>> Begin MATERIAL FOR THE TASK

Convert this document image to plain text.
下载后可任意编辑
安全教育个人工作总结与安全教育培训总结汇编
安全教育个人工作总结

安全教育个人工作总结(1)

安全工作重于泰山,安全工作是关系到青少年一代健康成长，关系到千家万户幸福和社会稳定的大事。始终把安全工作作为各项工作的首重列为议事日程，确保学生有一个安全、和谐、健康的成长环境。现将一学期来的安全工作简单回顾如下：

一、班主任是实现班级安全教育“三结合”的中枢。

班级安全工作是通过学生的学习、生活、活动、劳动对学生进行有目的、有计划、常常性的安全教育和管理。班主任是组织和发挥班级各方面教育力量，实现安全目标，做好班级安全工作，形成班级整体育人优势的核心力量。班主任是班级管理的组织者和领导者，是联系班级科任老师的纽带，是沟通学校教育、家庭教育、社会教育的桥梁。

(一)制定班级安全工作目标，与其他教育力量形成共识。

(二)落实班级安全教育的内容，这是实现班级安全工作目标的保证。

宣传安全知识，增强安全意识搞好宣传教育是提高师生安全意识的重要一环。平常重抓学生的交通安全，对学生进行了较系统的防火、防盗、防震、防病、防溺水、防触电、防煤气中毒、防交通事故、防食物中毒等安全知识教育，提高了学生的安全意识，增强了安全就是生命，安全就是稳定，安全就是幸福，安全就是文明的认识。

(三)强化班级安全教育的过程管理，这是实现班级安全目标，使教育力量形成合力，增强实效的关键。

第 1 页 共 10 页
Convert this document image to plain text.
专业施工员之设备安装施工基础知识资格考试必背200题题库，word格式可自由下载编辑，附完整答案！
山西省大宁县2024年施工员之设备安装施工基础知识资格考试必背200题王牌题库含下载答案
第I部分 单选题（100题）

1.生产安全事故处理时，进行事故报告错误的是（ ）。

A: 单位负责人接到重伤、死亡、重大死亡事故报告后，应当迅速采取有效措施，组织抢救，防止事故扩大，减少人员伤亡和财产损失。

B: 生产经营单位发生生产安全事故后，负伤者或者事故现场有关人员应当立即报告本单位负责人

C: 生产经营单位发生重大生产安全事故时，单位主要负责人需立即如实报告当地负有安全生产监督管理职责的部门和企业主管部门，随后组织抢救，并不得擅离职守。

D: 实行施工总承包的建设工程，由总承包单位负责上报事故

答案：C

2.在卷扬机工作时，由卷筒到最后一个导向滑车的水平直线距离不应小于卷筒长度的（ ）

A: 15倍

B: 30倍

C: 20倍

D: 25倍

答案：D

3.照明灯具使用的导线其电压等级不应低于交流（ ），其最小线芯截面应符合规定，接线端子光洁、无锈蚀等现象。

>> End MATERIAL FOR THE TASK

• _WHAT IS BEING ASKED_: Every line above needs to be retyped exactly.

• _TASK SOLUTION_:
Convert this document image to plain text.
下载后可任意编辑
安全教育个人工作总结与安全教育培训总结汇编
安全教育个人工作总结

安全教育个人工作总结(1)

安全工作重于泰山,安全工作是关系到青少年一代健康成长，关系到千家万户幸福和社会稳定的大事。始终把安全工作作为各项工作的首重列为议事日程，确保学生有一个安全、和谐、健康的成长环境。现将一学期来的安全工作简单回顾如下：

一、班主任是实现班级安全教育“三结合”的中枢。

班级安全工作是通过学生的学习、生活、活动、劳动对学生进行有目的、有计划、常常性的安全教育和管理。班主任是组织和发挥班级各方面教育力量，实现安全目标，做好班级安全工作，形成班级整体育人优势的核心力量。班主任是班级管理的组织者和领导者，是联系班级科任老师的纽带，是沟通学校教育、家庭教育、社会教育的桥梁。

(一)制定班级安全工作目标，与其他教育力量形成共识。

(二)落实班级安全教育的内容，这是实现班级安全工作目标的保证。

宣传安全知识，增强安全意识搞好宣传教育是提高师生安全意识的重要一环。平常重抓学生的交通安全，对学生进行了较系统的防火、防盗、防震、防病、防溺水、防触电、防煤气中毒、防交通事故、防食物中毒等安全知识教育，提高了学生的安全意识，增强了安全就是生命，安全就是稳定，安全就是幸福，安全就是文明的认识。

(三)强化班级安全教育的过程管理，这是实现班级安全目标，使教育力量形成合力，增强实效的关键。

第 1 页 共 10 页
Convert this document image to plain text.
专业施工员之设备安装施工基础知识资格考试必背200题题库，word格式可自由下载编辑，附完整答案！
山西省大宁县2024年施工员之设备安装施工基础知识资格考试必背200题王牌题库含下载答案
第I部分 单选题（100题）

1.生产安全事故处理时，进行事故报告错误的是（ ）。

A: 单位负责人接到重伤、死亡、重大死亡事故报告后，应当迅速采取有效措施，组织抢救，防止事故扩大，减少人员伤亡和财产损失。

B: 生产经营单位发生生产安全事故后，负伤者或者事故现场有关人员应当立即报告本单位负责人

C: 生产经营单位发生重大生产安全事故时，单位主要负责人需立即如实报告当地负有安全生产监督管理职责的部门和企业主管部门，随后组织抢救，并不得擅离职守。

D: 实行施工总承包的建设工程，由总承包单位负责上报事故

答案：C

2.在卷扬机工作时，由卷筒到最后一个导向滑车的水平直线距离不应小于卷筒长度的（ ）

A: 15倍

B: 30倍

C: 20倍

D: 25倍

答案：D

3.照明灯具使用的导线其电压等级不应低于交流（ ），其最小线芯截面应符合规定，接线端子光洁、无锈蚀等现象。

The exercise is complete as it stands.